• _WHAT IS NEEDED_
Reproduce word for word every line of the data from the first line through the line that contains "tab-strip: Perustiedot Lisätiedot", with both of those lines included.
[start]
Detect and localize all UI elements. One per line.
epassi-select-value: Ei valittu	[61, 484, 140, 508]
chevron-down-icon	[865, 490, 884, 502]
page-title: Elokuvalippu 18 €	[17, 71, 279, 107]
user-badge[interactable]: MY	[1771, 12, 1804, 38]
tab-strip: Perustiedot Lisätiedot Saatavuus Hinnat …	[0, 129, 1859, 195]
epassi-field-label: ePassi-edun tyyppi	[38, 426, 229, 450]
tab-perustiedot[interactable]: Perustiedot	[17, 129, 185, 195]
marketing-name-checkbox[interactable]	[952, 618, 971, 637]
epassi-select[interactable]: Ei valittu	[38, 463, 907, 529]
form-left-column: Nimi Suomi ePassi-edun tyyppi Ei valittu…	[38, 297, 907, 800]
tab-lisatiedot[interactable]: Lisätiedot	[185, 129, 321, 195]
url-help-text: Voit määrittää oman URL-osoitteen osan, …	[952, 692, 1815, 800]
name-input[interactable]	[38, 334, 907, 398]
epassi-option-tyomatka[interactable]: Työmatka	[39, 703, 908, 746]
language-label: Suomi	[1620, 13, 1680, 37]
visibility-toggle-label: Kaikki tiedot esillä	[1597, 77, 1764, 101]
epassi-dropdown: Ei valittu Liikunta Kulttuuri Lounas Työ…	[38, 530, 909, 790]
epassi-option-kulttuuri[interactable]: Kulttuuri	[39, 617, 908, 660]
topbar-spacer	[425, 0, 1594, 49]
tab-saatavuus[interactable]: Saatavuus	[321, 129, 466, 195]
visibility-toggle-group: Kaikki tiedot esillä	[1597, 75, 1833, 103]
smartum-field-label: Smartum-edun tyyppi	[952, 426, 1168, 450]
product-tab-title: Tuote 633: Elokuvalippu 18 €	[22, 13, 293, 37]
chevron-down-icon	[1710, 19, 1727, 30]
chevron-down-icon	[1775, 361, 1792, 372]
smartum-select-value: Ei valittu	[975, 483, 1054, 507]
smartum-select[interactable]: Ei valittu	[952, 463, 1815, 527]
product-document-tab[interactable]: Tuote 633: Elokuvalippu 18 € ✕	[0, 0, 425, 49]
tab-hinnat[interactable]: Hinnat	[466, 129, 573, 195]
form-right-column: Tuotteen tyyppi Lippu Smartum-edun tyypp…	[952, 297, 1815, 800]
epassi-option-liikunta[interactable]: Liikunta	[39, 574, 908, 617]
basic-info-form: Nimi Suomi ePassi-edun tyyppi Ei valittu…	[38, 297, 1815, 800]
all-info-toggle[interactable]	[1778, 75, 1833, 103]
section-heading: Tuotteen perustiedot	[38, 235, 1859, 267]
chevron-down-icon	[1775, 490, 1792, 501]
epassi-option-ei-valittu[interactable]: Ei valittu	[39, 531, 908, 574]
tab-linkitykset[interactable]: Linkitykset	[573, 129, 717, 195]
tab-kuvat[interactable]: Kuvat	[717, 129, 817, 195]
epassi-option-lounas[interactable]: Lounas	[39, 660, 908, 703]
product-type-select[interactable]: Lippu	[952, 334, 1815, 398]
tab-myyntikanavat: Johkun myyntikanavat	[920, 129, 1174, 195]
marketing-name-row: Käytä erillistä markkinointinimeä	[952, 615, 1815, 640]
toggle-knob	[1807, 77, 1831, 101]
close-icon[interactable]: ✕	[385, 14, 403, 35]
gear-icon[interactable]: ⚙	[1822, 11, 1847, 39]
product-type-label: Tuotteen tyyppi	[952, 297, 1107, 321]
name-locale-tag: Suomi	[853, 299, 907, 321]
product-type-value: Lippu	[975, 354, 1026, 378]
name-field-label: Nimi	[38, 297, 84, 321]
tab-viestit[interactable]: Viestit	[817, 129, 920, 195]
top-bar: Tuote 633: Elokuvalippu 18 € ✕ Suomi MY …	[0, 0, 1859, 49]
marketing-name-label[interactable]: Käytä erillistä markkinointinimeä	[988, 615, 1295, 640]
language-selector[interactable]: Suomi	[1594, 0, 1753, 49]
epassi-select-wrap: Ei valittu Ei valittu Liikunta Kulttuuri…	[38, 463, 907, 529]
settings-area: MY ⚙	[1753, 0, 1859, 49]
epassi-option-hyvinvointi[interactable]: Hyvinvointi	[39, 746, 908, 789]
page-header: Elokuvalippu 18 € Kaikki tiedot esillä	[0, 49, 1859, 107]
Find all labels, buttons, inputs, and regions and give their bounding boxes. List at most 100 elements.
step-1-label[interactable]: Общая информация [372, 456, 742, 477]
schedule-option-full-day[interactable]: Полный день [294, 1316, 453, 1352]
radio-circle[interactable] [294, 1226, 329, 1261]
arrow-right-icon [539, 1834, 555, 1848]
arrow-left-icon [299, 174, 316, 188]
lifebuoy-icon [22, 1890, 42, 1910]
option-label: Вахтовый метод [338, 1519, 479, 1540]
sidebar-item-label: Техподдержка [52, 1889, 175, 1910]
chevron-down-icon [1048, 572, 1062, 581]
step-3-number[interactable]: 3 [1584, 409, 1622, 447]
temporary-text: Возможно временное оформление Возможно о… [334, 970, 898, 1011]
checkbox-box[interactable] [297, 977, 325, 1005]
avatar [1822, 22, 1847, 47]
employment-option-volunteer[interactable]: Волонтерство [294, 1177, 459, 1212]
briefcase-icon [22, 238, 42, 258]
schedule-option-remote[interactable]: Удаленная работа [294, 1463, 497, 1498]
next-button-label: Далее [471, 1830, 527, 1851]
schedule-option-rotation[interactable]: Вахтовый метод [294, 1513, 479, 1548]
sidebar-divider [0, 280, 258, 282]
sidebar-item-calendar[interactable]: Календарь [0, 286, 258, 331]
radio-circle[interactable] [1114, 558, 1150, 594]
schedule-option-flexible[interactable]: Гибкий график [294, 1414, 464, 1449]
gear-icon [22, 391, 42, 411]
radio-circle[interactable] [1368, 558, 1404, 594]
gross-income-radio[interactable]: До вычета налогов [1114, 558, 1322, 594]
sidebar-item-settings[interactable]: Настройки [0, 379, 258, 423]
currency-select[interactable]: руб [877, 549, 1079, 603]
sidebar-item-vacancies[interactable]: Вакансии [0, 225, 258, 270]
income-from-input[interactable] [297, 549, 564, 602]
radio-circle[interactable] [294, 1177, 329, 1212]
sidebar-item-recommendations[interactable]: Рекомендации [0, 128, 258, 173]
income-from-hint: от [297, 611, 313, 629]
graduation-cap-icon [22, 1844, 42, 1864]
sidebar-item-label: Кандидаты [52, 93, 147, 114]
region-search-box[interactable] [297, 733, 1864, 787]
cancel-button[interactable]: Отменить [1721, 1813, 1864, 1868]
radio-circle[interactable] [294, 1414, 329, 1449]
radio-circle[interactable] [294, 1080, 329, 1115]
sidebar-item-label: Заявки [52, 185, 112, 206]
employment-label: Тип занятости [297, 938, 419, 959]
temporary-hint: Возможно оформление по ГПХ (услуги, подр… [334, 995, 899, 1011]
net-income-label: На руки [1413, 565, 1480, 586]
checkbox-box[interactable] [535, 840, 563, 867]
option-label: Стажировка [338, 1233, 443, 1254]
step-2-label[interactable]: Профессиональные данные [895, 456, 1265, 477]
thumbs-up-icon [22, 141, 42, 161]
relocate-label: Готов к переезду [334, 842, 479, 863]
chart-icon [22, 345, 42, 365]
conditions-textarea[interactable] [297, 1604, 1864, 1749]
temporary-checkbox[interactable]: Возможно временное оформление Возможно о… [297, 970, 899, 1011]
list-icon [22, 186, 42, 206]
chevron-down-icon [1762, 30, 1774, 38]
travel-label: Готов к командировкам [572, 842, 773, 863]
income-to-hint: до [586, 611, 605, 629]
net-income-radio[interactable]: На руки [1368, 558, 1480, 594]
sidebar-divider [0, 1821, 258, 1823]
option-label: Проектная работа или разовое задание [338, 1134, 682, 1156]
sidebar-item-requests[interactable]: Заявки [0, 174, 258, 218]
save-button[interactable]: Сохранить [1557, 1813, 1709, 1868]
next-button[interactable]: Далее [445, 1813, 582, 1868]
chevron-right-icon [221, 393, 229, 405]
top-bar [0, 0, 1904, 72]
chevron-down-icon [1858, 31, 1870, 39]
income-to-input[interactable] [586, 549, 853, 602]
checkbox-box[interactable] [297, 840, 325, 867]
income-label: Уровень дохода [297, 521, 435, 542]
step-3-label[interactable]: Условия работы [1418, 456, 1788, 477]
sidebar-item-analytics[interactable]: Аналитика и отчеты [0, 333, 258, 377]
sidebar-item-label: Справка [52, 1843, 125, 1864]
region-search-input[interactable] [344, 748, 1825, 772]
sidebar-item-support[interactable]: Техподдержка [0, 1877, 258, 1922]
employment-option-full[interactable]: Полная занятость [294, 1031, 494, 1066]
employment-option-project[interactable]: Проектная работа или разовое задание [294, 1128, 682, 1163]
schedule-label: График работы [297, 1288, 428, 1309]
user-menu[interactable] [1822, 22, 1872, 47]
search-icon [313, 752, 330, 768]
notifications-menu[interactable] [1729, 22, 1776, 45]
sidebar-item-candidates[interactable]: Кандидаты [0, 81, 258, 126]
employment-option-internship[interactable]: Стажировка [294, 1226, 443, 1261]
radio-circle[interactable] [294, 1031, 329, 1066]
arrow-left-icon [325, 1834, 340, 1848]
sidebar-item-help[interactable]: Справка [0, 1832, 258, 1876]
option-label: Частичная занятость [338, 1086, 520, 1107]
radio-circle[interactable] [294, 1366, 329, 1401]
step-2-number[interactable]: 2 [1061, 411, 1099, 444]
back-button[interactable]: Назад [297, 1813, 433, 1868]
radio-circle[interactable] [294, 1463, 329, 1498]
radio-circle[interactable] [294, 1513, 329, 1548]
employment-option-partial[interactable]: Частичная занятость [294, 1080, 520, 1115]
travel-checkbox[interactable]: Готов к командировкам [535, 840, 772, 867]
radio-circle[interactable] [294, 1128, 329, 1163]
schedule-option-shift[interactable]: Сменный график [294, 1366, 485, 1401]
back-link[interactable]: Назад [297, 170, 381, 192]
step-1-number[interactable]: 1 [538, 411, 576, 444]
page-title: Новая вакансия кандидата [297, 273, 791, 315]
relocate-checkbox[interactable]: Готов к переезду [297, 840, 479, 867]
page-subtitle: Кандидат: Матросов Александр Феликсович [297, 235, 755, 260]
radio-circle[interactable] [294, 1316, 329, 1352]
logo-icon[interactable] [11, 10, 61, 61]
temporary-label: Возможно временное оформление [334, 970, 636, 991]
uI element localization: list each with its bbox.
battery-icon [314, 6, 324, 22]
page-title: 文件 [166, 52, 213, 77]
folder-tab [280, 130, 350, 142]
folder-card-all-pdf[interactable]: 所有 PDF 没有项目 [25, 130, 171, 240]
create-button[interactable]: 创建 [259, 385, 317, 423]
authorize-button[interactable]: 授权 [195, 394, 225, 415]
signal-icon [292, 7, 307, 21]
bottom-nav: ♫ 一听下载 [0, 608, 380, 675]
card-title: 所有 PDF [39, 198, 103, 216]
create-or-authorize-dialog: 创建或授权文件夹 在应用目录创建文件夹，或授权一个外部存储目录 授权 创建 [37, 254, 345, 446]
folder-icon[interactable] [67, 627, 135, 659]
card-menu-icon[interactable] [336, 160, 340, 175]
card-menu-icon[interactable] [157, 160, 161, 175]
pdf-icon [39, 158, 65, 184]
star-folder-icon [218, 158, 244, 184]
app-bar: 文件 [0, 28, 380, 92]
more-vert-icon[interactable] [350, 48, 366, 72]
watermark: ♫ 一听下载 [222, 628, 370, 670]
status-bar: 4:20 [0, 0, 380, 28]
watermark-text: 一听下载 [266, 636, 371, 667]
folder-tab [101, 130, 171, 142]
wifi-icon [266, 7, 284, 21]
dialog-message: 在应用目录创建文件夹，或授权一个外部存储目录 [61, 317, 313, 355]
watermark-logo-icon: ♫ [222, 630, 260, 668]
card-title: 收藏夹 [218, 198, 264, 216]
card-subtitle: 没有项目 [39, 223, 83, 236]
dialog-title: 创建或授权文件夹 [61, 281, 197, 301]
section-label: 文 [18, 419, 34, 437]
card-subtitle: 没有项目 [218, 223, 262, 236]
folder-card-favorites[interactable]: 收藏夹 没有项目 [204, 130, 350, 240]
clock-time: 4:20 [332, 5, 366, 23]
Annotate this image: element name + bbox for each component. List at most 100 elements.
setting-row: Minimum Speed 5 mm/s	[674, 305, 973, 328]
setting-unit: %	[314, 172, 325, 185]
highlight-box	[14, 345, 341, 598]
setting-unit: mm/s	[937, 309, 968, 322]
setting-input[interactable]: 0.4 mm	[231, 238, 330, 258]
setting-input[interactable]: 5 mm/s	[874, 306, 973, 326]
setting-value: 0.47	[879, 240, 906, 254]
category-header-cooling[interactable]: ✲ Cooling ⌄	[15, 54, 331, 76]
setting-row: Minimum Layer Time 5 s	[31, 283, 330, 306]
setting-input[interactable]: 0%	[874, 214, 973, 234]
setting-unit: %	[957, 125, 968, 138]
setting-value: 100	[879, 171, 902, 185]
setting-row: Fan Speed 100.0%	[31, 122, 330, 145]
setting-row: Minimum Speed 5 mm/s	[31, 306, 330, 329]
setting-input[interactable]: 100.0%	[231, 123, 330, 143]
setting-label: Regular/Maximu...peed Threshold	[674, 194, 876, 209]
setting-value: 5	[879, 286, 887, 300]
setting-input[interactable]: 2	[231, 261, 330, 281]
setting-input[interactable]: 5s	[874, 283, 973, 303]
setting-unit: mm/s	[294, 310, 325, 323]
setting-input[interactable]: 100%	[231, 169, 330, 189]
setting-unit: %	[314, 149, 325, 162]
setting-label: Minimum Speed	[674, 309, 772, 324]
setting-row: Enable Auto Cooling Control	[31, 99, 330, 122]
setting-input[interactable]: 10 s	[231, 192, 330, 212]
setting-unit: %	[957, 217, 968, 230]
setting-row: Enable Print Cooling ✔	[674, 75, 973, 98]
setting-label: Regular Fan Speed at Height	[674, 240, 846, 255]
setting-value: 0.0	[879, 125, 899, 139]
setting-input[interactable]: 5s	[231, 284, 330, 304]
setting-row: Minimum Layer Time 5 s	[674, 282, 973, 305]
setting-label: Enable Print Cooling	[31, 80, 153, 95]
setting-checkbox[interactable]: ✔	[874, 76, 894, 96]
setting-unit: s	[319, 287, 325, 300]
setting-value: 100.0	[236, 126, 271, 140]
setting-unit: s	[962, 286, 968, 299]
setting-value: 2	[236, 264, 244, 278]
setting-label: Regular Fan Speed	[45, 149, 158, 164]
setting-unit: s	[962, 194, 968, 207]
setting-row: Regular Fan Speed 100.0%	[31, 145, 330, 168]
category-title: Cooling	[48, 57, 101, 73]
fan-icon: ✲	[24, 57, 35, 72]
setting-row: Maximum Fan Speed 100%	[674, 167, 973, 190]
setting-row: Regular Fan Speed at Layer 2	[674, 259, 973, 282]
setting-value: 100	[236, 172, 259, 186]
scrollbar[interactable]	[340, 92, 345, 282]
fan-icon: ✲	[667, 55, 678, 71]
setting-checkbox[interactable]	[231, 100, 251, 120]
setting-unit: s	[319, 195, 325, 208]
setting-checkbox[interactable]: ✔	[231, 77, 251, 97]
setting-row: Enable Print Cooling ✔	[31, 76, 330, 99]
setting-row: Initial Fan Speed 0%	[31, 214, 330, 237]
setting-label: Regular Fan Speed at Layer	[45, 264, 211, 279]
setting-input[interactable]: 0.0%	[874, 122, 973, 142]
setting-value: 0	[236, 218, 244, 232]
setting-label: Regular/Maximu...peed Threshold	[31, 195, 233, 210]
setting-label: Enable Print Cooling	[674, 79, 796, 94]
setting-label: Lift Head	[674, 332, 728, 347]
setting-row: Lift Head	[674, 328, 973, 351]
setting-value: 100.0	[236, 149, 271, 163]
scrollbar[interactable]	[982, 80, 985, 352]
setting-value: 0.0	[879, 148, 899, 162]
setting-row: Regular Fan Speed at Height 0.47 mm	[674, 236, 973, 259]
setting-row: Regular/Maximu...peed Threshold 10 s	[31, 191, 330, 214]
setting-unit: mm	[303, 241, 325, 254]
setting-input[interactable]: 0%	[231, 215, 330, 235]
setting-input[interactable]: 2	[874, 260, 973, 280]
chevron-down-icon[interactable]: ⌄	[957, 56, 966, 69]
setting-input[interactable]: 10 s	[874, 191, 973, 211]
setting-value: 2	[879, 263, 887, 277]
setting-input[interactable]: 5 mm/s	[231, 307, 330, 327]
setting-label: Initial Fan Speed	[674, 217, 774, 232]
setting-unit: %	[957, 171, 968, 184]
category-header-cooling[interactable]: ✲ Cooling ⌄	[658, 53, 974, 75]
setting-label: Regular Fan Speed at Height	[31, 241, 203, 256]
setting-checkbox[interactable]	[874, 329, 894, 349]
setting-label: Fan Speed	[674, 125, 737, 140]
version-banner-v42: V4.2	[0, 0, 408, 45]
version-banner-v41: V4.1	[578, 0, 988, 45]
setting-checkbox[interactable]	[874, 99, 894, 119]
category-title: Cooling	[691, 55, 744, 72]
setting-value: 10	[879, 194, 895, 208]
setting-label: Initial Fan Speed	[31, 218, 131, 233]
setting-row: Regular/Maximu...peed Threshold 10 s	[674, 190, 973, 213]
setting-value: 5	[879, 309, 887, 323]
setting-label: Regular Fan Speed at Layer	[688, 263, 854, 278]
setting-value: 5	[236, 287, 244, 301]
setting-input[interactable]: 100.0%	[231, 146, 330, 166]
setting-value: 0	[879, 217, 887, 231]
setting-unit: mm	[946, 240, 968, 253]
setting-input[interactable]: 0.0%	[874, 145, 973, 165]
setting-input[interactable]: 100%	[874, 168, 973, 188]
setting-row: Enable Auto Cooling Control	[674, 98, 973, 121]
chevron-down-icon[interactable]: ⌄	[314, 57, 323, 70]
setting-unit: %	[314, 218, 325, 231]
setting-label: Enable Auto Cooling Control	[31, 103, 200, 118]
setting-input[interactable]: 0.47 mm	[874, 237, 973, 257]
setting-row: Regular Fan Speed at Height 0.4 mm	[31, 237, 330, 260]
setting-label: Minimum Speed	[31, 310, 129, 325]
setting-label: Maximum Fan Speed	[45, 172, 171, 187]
[end]
• _THE COMPLETED TASK_
Detect and localize all UI elements. One per line.
epassi-select-value: Ei valittu	[61, 484, 140, 508]
chevron-down-icon	[865, 490, 884, 502]
page-title: Elokuvalippu 18 €	[17, 71, 279, 107]
user-badge[interactable]: MY	[1771, 12, 1804, 38]
tab-strip: Perustiedot Lisätiedot Saatavuus Hinnat …	[0, 129, 1859, 195]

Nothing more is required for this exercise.